>>>

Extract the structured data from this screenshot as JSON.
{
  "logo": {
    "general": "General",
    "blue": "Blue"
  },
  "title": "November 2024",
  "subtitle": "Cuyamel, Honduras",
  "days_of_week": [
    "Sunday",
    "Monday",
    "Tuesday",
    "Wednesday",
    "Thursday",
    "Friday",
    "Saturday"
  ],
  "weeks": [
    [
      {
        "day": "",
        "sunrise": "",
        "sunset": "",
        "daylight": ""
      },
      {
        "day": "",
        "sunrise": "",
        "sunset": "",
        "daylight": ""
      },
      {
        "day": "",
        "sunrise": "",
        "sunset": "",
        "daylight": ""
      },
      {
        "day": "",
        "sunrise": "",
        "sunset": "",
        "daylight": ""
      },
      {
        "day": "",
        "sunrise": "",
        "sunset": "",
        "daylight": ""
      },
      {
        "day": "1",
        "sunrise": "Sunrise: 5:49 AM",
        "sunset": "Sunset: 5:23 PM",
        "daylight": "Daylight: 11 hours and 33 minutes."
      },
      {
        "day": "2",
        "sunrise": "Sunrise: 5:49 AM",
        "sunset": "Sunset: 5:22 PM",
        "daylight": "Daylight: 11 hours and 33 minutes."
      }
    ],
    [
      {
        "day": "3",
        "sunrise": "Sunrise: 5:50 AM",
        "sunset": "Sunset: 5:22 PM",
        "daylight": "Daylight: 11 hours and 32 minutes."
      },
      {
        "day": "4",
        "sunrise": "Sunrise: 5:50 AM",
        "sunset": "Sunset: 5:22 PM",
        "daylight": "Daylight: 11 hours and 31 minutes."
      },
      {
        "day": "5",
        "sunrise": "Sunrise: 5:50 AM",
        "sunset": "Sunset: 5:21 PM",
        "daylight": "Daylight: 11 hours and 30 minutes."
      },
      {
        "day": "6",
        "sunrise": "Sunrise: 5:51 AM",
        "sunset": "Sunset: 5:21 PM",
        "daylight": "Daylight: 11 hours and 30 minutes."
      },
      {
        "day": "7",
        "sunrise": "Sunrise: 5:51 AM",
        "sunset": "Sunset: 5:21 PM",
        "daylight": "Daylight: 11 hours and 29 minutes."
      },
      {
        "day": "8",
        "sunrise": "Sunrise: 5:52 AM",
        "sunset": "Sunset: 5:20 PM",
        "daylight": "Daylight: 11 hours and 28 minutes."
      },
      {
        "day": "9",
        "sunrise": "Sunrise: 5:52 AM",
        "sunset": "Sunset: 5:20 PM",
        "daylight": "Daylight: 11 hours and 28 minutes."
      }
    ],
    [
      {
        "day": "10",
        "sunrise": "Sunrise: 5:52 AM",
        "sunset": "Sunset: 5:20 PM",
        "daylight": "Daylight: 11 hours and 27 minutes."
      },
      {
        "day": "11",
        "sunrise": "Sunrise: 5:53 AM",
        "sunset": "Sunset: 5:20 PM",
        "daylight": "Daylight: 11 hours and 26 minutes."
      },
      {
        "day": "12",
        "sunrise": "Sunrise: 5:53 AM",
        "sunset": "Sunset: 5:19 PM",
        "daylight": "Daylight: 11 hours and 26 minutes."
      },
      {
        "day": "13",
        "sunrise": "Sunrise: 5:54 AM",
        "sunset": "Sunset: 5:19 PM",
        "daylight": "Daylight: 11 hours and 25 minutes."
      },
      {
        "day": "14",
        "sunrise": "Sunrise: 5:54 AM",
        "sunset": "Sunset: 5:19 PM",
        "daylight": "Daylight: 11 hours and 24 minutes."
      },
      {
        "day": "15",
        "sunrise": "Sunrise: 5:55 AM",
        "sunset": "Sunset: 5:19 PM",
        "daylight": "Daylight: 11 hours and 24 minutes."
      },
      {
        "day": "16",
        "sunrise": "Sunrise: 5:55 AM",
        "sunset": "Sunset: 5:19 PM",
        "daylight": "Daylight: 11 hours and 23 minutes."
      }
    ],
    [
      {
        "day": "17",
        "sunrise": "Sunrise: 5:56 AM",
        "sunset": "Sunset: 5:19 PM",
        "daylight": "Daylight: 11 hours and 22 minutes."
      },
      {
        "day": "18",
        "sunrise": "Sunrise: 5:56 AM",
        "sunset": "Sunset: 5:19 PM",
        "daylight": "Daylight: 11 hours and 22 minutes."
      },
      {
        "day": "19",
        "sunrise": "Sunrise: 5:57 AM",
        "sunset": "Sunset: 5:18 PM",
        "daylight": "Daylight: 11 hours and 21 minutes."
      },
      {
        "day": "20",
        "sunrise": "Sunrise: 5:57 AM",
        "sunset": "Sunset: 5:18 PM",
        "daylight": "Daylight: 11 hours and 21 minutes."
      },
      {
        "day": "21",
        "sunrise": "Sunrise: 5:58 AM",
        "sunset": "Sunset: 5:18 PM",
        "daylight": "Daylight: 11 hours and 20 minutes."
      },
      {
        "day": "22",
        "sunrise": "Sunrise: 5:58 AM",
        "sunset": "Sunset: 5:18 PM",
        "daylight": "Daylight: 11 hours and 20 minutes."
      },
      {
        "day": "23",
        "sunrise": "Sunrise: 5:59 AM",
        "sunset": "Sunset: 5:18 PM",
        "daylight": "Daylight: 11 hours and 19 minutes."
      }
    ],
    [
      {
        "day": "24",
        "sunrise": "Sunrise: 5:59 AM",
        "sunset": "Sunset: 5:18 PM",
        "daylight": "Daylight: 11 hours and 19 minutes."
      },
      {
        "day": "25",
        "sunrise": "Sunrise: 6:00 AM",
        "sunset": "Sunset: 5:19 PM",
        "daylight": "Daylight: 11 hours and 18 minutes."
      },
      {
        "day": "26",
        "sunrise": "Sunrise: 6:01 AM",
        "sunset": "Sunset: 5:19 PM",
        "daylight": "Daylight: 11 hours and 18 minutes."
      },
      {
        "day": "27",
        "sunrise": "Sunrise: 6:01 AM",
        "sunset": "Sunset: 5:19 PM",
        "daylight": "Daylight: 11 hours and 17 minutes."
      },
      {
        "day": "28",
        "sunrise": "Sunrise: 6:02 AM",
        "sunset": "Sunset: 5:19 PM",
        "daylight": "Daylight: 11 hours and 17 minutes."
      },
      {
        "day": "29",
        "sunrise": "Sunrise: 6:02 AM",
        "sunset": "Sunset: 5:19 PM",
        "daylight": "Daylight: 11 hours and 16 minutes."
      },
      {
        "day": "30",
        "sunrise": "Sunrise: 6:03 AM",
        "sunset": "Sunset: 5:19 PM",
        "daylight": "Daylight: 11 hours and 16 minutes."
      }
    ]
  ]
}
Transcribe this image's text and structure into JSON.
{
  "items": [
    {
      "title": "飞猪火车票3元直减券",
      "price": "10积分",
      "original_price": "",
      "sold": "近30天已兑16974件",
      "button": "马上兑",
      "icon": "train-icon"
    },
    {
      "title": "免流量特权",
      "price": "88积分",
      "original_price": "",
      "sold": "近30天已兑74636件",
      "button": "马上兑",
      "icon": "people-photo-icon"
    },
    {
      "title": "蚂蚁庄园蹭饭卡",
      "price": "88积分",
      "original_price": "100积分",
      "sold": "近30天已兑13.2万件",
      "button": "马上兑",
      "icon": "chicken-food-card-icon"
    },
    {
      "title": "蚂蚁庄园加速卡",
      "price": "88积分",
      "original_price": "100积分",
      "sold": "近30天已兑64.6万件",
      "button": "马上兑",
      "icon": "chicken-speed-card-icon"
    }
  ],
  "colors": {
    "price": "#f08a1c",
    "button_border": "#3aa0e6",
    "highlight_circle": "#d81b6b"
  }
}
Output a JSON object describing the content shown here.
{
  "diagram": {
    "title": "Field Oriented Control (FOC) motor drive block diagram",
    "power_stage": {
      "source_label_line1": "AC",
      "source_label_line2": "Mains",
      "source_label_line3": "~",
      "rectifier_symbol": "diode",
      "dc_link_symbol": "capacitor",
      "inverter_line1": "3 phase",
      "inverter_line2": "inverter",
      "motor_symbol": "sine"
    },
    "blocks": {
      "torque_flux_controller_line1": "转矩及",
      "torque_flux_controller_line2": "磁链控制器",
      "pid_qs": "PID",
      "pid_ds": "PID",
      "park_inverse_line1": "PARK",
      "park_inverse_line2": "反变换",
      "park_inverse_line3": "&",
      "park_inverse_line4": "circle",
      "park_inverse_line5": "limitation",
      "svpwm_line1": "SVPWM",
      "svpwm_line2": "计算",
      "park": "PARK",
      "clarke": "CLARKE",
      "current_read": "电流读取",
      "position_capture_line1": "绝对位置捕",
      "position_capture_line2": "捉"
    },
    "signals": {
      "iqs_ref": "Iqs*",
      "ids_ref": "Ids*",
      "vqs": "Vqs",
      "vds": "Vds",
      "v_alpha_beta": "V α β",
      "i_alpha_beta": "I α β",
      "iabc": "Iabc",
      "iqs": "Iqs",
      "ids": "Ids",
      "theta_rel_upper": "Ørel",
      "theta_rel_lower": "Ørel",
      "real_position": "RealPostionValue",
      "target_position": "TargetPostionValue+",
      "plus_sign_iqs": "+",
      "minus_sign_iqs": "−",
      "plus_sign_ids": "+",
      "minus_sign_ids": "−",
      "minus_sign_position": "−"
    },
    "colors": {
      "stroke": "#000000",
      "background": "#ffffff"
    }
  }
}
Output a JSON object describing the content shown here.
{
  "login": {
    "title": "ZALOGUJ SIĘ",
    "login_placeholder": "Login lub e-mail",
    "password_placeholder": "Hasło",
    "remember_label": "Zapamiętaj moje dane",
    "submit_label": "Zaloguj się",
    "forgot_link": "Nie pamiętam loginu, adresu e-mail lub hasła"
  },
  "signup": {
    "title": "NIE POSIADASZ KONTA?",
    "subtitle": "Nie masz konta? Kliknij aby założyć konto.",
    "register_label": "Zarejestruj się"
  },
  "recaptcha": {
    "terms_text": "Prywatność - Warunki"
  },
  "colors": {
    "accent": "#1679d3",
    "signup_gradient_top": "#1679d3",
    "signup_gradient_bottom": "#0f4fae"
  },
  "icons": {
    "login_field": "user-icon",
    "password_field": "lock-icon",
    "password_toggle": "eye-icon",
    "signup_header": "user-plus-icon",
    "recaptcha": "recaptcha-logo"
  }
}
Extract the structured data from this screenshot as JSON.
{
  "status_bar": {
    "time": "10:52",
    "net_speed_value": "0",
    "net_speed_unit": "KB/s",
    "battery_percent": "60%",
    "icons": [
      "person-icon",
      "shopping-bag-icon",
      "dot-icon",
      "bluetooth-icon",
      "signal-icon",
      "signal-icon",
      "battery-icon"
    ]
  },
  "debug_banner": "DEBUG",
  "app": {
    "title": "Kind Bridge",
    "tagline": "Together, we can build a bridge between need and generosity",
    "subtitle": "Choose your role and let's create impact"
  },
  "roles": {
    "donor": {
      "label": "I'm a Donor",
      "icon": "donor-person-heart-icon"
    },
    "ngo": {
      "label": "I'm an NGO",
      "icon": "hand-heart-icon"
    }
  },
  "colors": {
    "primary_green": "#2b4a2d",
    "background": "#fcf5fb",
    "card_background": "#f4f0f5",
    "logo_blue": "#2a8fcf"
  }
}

<<<

→ **REQUIREMENT**
Search the lines above for the string "recaptcha" and copy each line that has it.

→ **RESPONSE TO THIS TASK**
  "recaptcha": {
    "recaptcha": "recaptcha-logo"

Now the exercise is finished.